- [Given problem]:
Copy every line of the records below verbatim, omitting the pictures.

- [Given data]:
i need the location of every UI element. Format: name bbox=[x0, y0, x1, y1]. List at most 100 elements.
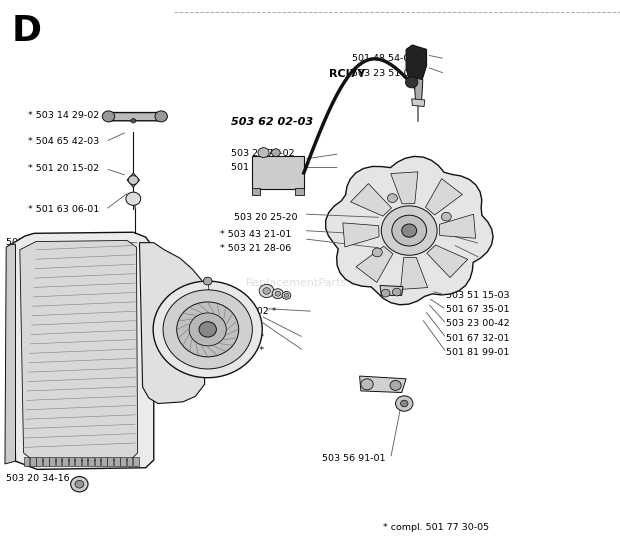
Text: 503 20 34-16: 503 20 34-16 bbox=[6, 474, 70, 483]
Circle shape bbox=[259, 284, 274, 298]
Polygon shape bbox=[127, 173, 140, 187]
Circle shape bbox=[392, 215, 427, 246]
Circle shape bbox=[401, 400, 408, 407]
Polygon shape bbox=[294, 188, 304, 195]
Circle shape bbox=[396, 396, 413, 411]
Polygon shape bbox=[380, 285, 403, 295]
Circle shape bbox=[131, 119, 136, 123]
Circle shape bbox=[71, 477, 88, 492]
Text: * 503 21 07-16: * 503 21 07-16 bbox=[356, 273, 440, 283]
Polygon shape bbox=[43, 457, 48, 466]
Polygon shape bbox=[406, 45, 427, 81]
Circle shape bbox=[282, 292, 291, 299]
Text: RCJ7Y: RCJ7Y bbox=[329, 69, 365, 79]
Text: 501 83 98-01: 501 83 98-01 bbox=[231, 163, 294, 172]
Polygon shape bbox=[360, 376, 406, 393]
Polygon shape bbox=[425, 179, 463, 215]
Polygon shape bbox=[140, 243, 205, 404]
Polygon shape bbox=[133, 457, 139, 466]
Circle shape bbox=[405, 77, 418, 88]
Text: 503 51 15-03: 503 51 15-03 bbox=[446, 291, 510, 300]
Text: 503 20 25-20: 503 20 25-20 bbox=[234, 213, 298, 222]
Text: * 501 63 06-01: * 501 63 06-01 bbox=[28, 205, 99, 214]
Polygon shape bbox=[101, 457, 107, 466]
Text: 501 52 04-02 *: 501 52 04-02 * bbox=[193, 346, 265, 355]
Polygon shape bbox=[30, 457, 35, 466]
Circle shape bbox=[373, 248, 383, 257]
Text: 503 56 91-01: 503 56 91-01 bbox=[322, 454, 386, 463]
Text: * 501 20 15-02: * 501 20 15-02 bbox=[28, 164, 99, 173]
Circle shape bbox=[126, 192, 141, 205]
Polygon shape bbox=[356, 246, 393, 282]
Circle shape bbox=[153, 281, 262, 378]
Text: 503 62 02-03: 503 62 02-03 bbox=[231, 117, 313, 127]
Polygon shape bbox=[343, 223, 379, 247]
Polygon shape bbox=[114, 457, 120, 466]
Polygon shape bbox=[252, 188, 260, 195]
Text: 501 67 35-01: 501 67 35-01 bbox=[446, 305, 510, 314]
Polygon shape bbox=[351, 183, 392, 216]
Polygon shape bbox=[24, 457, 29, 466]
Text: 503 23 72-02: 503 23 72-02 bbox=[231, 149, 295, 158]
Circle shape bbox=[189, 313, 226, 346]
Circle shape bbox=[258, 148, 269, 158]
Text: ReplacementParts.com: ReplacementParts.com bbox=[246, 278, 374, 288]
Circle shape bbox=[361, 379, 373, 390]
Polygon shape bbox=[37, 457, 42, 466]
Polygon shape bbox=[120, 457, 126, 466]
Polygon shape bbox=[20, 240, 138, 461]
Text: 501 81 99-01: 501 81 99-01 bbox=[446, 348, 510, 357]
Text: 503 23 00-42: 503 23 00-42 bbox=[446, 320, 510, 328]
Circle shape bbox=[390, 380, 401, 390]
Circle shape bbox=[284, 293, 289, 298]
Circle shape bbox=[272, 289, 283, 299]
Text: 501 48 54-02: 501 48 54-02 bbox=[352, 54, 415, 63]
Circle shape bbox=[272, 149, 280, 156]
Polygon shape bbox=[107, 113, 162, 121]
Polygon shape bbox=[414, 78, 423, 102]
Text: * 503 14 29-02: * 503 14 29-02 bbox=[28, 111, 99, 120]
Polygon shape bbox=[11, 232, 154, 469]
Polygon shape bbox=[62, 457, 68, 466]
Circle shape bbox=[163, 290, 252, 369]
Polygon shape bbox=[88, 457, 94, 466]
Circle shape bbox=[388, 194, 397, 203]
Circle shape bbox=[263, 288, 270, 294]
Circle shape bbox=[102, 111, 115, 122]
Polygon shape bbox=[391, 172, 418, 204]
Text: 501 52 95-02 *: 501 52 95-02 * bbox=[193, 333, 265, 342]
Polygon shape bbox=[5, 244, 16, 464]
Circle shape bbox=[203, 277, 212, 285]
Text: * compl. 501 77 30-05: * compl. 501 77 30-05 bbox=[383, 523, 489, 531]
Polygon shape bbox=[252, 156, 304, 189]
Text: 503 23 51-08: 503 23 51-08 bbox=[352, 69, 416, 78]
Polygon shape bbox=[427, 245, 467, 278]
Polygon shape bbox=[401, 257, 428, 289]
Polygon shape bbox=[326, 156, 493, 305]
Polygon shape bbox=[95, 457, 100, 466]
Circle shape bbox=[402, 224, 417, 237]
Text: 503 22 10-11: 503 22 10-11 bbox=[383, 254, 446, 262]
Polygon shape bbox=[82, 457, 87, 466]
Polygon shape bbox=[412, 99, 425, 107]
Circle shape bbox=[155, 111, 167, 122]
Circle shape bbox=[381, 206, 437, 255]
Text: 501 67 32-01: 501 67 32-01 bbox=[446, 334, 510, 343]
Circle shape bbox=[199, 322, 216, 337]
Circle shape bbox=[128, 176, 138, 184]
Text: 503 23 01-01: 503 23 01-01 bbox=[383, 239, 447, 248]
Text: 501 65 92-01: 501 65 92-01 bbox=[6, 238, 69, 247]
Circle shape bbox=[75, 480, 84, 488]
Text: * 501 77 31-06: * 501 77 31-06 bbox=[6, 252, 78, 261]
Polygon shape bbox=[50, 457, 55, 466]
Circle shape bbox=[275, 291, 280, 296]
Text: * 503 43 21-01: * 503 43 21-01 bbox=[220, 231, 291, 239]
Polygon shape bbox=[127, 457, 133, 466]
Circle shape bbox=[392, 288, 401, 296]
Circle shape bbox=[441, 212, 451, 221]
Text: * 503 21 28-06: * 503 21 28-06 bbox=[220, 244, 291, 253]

- [Solved exercise]:
i need the location of every UI element. Format: name bbox=[x0, y0, x1, y1]. List at most 100 elements.
Text: 503 20 34-16: 503 20 34-16 bbox=[6, 474, 70, 483]
Circle shape bbox=[259, 284, 274, 298]
Polygon shape bbox=[127, 173, 140, 187]
Circle shape bbox=[392, 215, 427, 246]
Circle shape bbox=[401, 400, 408, 407]
Polygon shape bbox=[294, 188, 304, 195]
Circle shape bbox=[396, 396, 413, 411]
Polygon shape bbox=[380, 285, 403, 295]
Circle shape bbox=[131, 119, 136, 123]
Circle shape bbox=[71, 477, 88, 492]
Text: * 503 21 07-16: * 503 21 07-16 bbox=[356, 273, 440, 283]
Polygon shape bbox=[43, 457, 48, 466]
Polygon shape bbox=[406, 45, 427, 81]
Circle shape bbox=[282, 292, 291, 299]
Text: RCJ7Y: RCJ7Y bbox=[329, 69, 365, 79]
Text: 501 83 98-01: 501 83 98-01 bbox=[231, 163, 294, 172]
Polygon shape bbox=[360, 376, 406, 393]
Polygon shape bbox=[425, 179, 463, 215]
Polygon shape bbox=[140, 243, 205, 404]
Polygon shape bbox=[133, 457, 139, 466]
Circle shape bbox=[405, 77, 418, 88]
Text: 503 51 15-03: 503 51 15-03 bbox=[446, 291, 510, 300]
Text: 503 20 25-20: 503 20 25-20 bbox=[234, 213, 298, 222]
Text: * 501 63 06-01: * 501 63 06-01 bbox=[28, 205, 99, 214]
Polygon shape bbox=[101, 457, 107, 466]
Text: 501 52 04-02 *: 501 52 04-02 * bbox=[193, 346, 265, 355]
Polygon shape bbox=[30, 457, 35, 466]
Circle shape bbox=[373, 248, 383, 257]
Text: 503 56 91-01: 503 56 91-01 bbox=[322, 454, 386, 463]
Text: * 501 20 15-02: * 501 20 15-02 bbox=[28, 164, 99, 173]
Circle shape bbox=[126, 192, 141, 205]
Polygon shape bbox=[356, 246, 393, 282]
Circle shape bbox=[153, 281, 262, 378]
Text: 503 62 02-03: 503 62 02-03 bbox=[231, 117, 313, 127]
Polygon shape bbox=[343, 223, 379, 247]
Polygon shape bbox=[114, 457, 120, 466]
Polygon shape bbox=[252, 188, 260, 195]
Text: 501 67 35-01: 501 67 35-01 bbox=[446, 305, 510, 314]
Polygon shape bbox=[351, 183, 392, 216]
Polygon shape bbox=[24, 457, 29, 466]
Text: 503 23 72-02: 503 23 72-02 bbox=[231, 149, 295, 158]
Circle shape bbox=[189, 313, 226, 346]
Circle shape bbox=[258, 148, 269, 158]
Text: ReplacementParts.com: ReplacementParts.com bbox=[246, 278, 374, 288]
Circle shape bbox=[361, 379, 373, 390]
Polygon shape bbox=[37, 457, 42, 466]
Polygon shape bbox=[120, 457, 126, 466]
Polygon shape bbox=[20, 240, 138, 461]
Text: 501 81 99-01: 501 81 99-01 bbox=[446, 348, 510, 357]
Text: 503 23 00-42: 503 23 00-42 bbox=[446, 320, 510, 328]
Circle shape bbox=[390, 380, 401, 390]
Circle shape bbox=[284, 293, 289, 298]
Circle shape bbox=[272, 289, 283, 299]
Text: 501 48 54-02: 501 48 54-02 bbox=[352, 54, 415, 63]
Circle shape bbox=[272, 149, 280, 156]
Polygon shape bbox=[107, 113, 162, 121]
Polygon shape bbox=[414, 78, 423, 102]
Text: * 503 14 29-02: * 503 14 29-02 bbox=[28, 111, 99, 120]
Polygon shape bbox=[11, 232, 154, 469]
Polygon shape bbox=[62, 457, 68, 466]
Circle shape bbox=[163, 290, 252, 369]
Polygon shape bbox=[88, 457, 94, 466]
Circle shape bbox=[388, 194, 397, 203]
Circle shape bbox=[263, 288, 270, 294]
Circle shape bbox=[102, 111, 115, 122]
Polygon shape bbox=[391, 172, 418, 204]
Text: 501 52 95-02 *: 501 52 95-02 * bbox=[193, 333, 265, 342]
Polygon shape bbox=[5, 244, 16, 464]
Circle shape bbox=[203, 277, 212, 285]
Text: * compl. 501 77 30-05: * compl. 501 77 30-05 bbox=[383, 523, 489, 531]
Polygon shape bbox=[252, 156, 304, 189]
Text: 503 23 51-08: 503 23 51-08 bbox=[352, 69, 416, 78]
Polygon shape bbox=[427, 245, 467, 278]
Polygon shape bbox=[401, 257, 428, 289]
Polygon shape bbox=[326, 156, 493, 305]
Polygon shape bbox=[95, 457, 100, 466]
Circle shape bbox=[402, 224, 417, 237]
Text: 503 22 10-11: 503 22 10-11 bbox=[383, 254, 446, 262]
Polygon shape bbox=[82, 457, 87, 466]
Polygon shape bbox=[412, 99, 425, 107]
Circle shape bbox=[155, 111, 167, 122]
Circle shape bbox=[381, 206, 437, 255]
Text: 501 67 32-01: 501 67 32-01 bbox=[446, 334, 510, 343]
Circle shape bbox=[199, 322, 216, 337]
Circle shape bbox=[128, 176, 138, 184]
Text: 503 23 01-01: 503 23 01-01 bbox=[383, 239, 447, 248]
Text: 501 65 92-01: 501 65 92-01 bbox=[6, 238, 69, 247]
Circle shape bbox=[75, 480, 84, 488]
Text: * 501 77 31-06: * 501 77 31-06 bbox=[6, 252, 78, 261]
Polygon shape bbox=[50, 457, 55, 466]
Circle shape bbox=[275, 291, 280, 296]
Text: * 503 43 21-01: * 503 43 21-01 bbox=[220, 231, 291, 239]
Polygon shape bbox=[127, 457, 133, 466]
Circle shape bbox=[392, 288, 401, 296]
Circle shape bbox=[441, 212, 451, 221]
Text: * 503 21 28-06: * 503 21 28-06 bbox=[220, 244, 291, 253]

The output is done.